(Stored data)
────────

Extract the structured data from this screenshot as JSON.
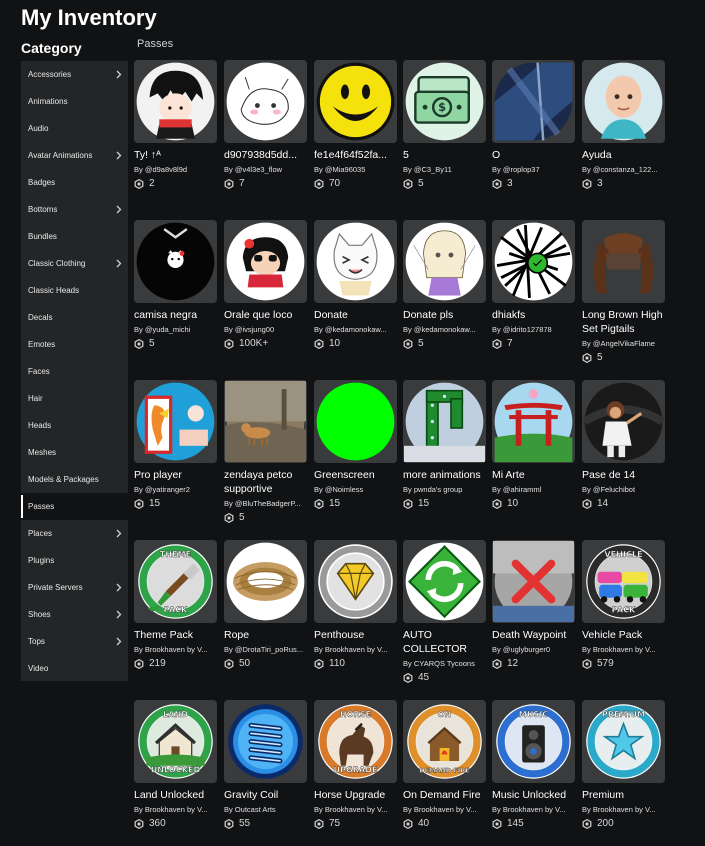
{
  "header": {
    "title": "My Inventory",
    "category_title": "Category",
    "section_label": "Passes"
  },
  "colors": {
    "background": "#111214",
    "sidebar": "#232527",
    "card": "#393b3d"
  },
  "sidebar": {
    "items": [
      {
        "label": "Accessories",
        "chevron": true
      },
      {
        "label": "Animations",
        "chevron": false
      },
      {
        "label": "Audio",
        "chevron": false
      },
      {
        "label": "Avatar Animations",
        "chevron": true
      },
      {
        "label": "Badges",
        "chevron": false
      },
      {
        "label": "Bottoms",
        "chevron": true
      },
      {
        "label": "Bundles",
        "chevron": false
      },
      {
        "label": "Classic Clothing",
        "chevron": true
      },
      {
        "label": "Classic Heads",
        "chevron": false
      },
      {
        "label": "Decals",
        "chevron": false
      },
      {
        "label": "Emotes",
        "chevron": false
      },
      {
        "label": "Faces",
        "chevron": false
      },
      {
        "label": "Hair",
        "chevron": false
      },
      {
        "label": "Heads",
        "chevron": false
      },
      {
        "label": "Meshes",
        "chevron": false
      },
      {
        "label": "Models & Packages",
        "chevron": false
      },
      {
        "label": "Passes",
        "chevron": false,
        "active": true
      },
      {
        "label": "Places",
        "chevron": true
      },
      {
        "label": "Plugins",
        "chevron": false
      },
      {
        "label": "Private Servers",
        "chevron": true
      },
      {
        "label": "Shoes",
        "chevron": true
      },
      {
        "label": "Tops",
        "chevron": true
      },
      {
        "label": "Video",
        "chevron": false
      }
    ]
  },
  "items": [
    {
      "name": "Ty! ↑ᴬ",
      "creator": "By @d9a8v8l9d",
      "count": "2",
      "icon": "anime-boy-icon"
    },
    {
      "name": "d907938d5dd...",
      "creator": "By @v4l3e3_flow",
      "count": "7",
      "icon": "sketch-drawing-icon"
    },
    {
      "name": "fe1e4f64f52fa...",
      "creator": "By @Mia96035",
      "count": "70",
      "icon": "smiley-face-icon"
    },
    {
      "name": "5",
      "creator": "By @C3_By11",
      "count": "5",
      "icon": "money-stack-icon"
    },
    {
      "name": "O",
      "creator": "By @roplop37",
      "count": "3",
      "icon": "blue-abstract-icon"
    },
    {
      "name": "Ayuda",
      "creator": "By @constanza_122...",
      "count": "3",
      "icon": "bald-avatar-icon"
    },
    {
      "name": "camisa negra",
      "creator": "By @yuda_michi",
      "count": "5",
      "icon": "black-shirt-icon"
    },
    {
      "name": "Orale que loco",
      "creator": "By @ivsjung00",
      "count": "100K+",
      "icon": "cartoon-girl-icon"
    },
    {
      "name": "Donate",
      "creator": "By @kedamonokaw...",
      "count": "10",
      "icon": "cat-meme-icon"
    },
    {
      "name": "Donate pls",
      "creator": "By @kedamonokaw...",
      "count": "5",
      "icon": "anime-sketch-icon"
    },
    {
      "name": "dhiakfs",
      "creator": "By @idrito127878",
      "count": "7",
      "icon": "scribble-icon"
    },
    {
      "name": "Long Brown High Set Pigtails",
      "creator": "By @AngelVikaFlame",
      "count": "5",
      "icon": "pigtails-hair-icon"
    },
    {
      "name": "Pro player",
      "creator": "By @yatiranger2",
      "count": "15",
      "icon": "dragon-icon"
    },
    {
      "name": "zendaya petco supportive",
      "creator": "By @BluTheBadgerP...",
      "count": "5",
      "icon": "dog-photo-icon"
    },
    {
      "name": "Greenscreen",
      "creator": "By @Noimless",
      "count": "15",
      "icon": "green-circle-icon"
    },
    {
      "name": "more animations",
      "creator": "By pwnda's group",
      "count": "15",
      "icon": "green-portal-icon"
    },
    {
      "name": "Mi Arte",
      "creator": "By @ahiramml",
      "count": "10",
      "icon": "torii-gate-icon"
    },
    {
      "name": "Pase de 14",
      "creator": "By @Feluchibot",
      "count": "14",
      "icon": "avatar-pose-icon"
    },
    {
      "name": "Theme Pack",
      "creator": "By Brookhaven by V...",
      "count": "219",
      "icon": "paint-brush-icon"
    },
    {
      "name": "Rope",
      "creator": "By @DrotaTiri_poRus...",
      "count": "50",
      "icon": "rope-icon"
    },
    {
      "name": "Penthouse",
      "creator": "By Brookhaven by V...",
      "count": "110",
      "icon": "diamond-icon"
    },
    {
      "name": "AUTO COLLECTOR",
      "creator": "By CYARQS Tycoons",
      "count": "45",
      "icon": "recycle-icon"
    },
    {
      "name": "Death Waypoint",
      "creator": "By @uglyburger0",
      "count": "12",
      "icon": "red-x-icon"
    },
    {
      "name": "Vehicle Pack",
      "creator": "By Brookhaven by V...",
      "count": "579",
      "icon": "cars-icon"
    },
    {
      "name": "Land Unlocked",
      "creator": "By Brookhaven by V...",
      "count": "360",
      "icon": "house-icon"
    },
    {
      "name": "Gravity Coil",
      "creator": "By Outcast Arts",
      "count": "55",
      "icon": "coil-icon"
    },
    {
      "name": "Horse Upgrade",
      "creator": "By Brookhaven by V...",
      "count": "75",
      "icon": "horse-icon"
    },
    {
      "name": "On Demand Fire",
      "creator": "By Brookhaven by V...",
      "count": "40",
      "icon": "fire-house-icon"
    },
    {
      "name": "Music Unlocked",
      "creator": "By Brookhaven by V...",
      "count": "145",
      "icon": "speaker-icon"
    },
    {
      "name": "Premium",
      "creator": "By Brookhaven by V...",
      "count": "200",
      "icon": "star-icon"
    }
  ],
  "badge_text": {
    "theme": [
      "THEME",
      "PACK"
    ],
    "vehicle": [
      "VEHICLE",
      "PACK"
    ],
    "land": [
      "LAND",
      "UNLOCKED"
    ],
    "horse": [
      "HORSE",
      "UPGRADE"
    ],
    "fire": [
      "ON",
      "DEMAND FIRE"
    ],
    "music": [
      "MUSIC"
    ],
    "premium": [
      "PREMIUM"
    ]
  }
}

────────

__THE TASK__
Output the records above exactly; leave out the pictures.

__ANSWER__
Extract the structured data from this screenshot as JSON.
{
  "header": {
    "title": "My Inventory",
    "category_title": "Category",
    "section_label": "Passes"
  },
  "colors": {
    "background": "#111214",
    "sidebar": "#232527",
    "card": "#393b3d"
  },
  "sidebar": {
    "items": [
      {
        "label": "Accessories",
        "chevron": true
      },
      {
        "label": "Animations",
        "chevron": false
      },
      {
        "label": "Audio",
        "chevron": false
      },
      {
        "label": "Avatar Animations",
        "chevron": true
      },
      {
        "label": "Badges",
        "chevron": false
      },
      {
        "label": "Bottoms",
        "chevron": true
      },
      {
        "label": "Bundles",
        "chevron": false
      },
      {
        "label": "Classic Clothing",
        "chevron": true
      },
      {
        "label": "Classic Heads",
        "chevron": false
      },
      {
        "label": "Decals",
        "chevron": false
      },
      {
        "label": "Emotes",
        "chevron": false
      },
      {
        "label": "Faces",
        "chevron": false
      },
      {
        "label": "Hair",
        "chevron": false
      },
      {
        "label": "Heads",
        "chevron": false
      },
      {
        "label": "Meshes",
        "chevron": false
      },
      {
        "label": "Models & Packages",
        "chevron": false
      },
      {
        "label": "Passes",
        "chevron": false,
        "active": true
      },
      {
        "label": "Places",
        "chevron": true
      },
      {
        "label": "Plugins",
        "chevron": false
      },
      {
        "label": "Private Servers",
        "chevron": true
      },
      {
        "label": "Shoes",
        "chevron": true
      },
      {
        "label": "Tops",
        "chevron": true
      },
      {
        "label": "Video",
        "chevron": false
      }
    ]
  },
  "items": [
    {
      "name": "Ty! ↑ᴬ",
      "creator": "By @d9a8v8l9d",
      "count": "2",
      "icon": "anime-boy-icon"
    },
    {
      "name": "d907938d5dd...",
      "creator": "By @v4l3e3_flow",
      "count": "7",
      "icon": "sketch-drawing-icon"
    },
    {
      "name": "fe1e4f64f52fa...",
      "creator": "By @Mia96035",
      "count": "70",
      "icon": "smiley-face-icon"
    },
    {
      "name": "5",
      "creator": "By @C3_By11",
      "count": "5",
      "icon": "money-stack-icon"
    },
    {
      "name": "O",
      "creator": "By @roplop37",
      "count": "3",
      "icon": "blue-abstract-icon"
    },
    {
      "name": "Ayuda",
      "creator": "By @constanza_122...",
      "count": "3",
      "icon": "bald-avatar-icon"
    },
    {
      "name": "camisa negra",
      "creator": "By @yuda_michi",
      "count": "5",
      "icon": "black-shirt-icon"
    },
    {
      "name": "Orale que loco",
      "creator": "By @ivsjung00",
      "count": "100K+",
      "icon": "cartoon-girl-icon"
    },
    {
      "name": "Donate",
      "creator": "By @kedamonokaw...",
      "count": "10",
      "icon": "cat-meme-icon"
    },
    {
      "name": "Donate pls",
      "creator": "By @kedamonokaw...",
      "count": "5",
      "icon": "anime-sketch-icon"
    },
    {
      "name": "dhiakfs",
      "creator": "By @idrito127878",
      "count": "7",
      "icon": "scribble-icon"
    },
    {
      "name": "Long Brown High Set Pigtails",
      "creator": "By @AngelVikaFlame",
      "count": "5",
      "icon": "pigtails-hair-icon"
    },
    {
      "name": "Pro player",
      "creator": "By @yatiranger2",
      "count": "15",
      "icon": "dragon-icon"
    },
    {
      "name": "zendaya petco supportive",
      "creator": "By @BluTheBadgerP...",
      "count": "5",
      "icon": "dog-photo-icon"
    },
    {
      "name": "Greenscreen",
      "creator": "By @Noimless",
      "count": "15",
      "icon": "green-circle-icon"
    },
    {
      "name": "more animations",
      "creator": "By pwnda's group",
      "count": "15",
      "icon": "green-portal-icon"
    },
    {
      "name": "Mi Arte",
      "creator": "By @ahiramml",
      "count": "10",
      "icon": "torii-gate-icon"
    },
    {
      "name": "Pase de 14",
      "creator": "By @Feluchibot",
      "count": "14",
      "icon": "avatar-pose-icon"
    },
    {
      "name": "Theme Pack",
      "creator": "By Brookhaven by V...",
      "count": "219",
      "icon": "paint-brush-icon"
    },
    {
      "name": "Rope",
      "creator": "By @DrotaTiri_poRus...",
      "count": "50",
      "icon": "rope-icon"
    },
    {
      "name": "Penthouse",
      "creator": "By Brookhaven by V...",
      "count": "110",
      "icon": "diamond-icon"
    },
    {
      "name": "AUTO COLLECTOR",
      "creator": "By CYARQS Tycoons",
      "count": "45",
      "icon": "recycle-icon"
    },
    {
      "name": "Death Waypoint",
      "creator": "By @uglyburger0",
      "count": "12",
      "icon": "red-x-icon"
    },
    {
      "name": "Vehicle Pack",
      "creator": "By Brookhaven by V...",
      "count": "579",
      "icon": "cars-icon"
    },
    {
      "name": "Land Unlocked",
      "creator": "By Brookhaven by V...",
      "count": "360",
      "icon": "house-icon"
    },
    {
      "name": "Gravity Coil",
      "creator": "By Outcast Arts",
      "count": "55",
      "icon": "coil-icon"
    },
    {
      "name": "Horse Upgrade",
      "creator": "By Brookhaven by V...",
      "count": "75",
      "icon": "horse-icon"
    },
    {
      "name": "On Demand Fire",
      "creator": "By Brookhaven by V...",
      "count": "40",
      "icon": "fire-house-icon"
    },
    {
      "name": "Music Unlocked",
      "creator": "By Brookhaven by V...",
      "count": "145",
      "icon": "speaker-icon"
    },
    {
      "name": "Premium",
      "creator": "By Brookhaven by V...",
      "count": "200",
      "icon": "star-icon"
    }
  ],
  "badge_text": {
    "theme": [
      "THEME",
      "PACK"
    ],
    "vehicle": [
      "VEHICLE",
      "PACK"
    ],
    "land": [
      "LAND",
      "UNLOCKED"
    ],
    "horse": [
      "HORSE",
      "UPGRADE"
    ],
    "fire": [
      "ON",
      "DEMAND FIRE"
    ],
    "music": [
      "MUSIC"
    ],
    "premium": [
      "PREMIUM"
    ]
  }
}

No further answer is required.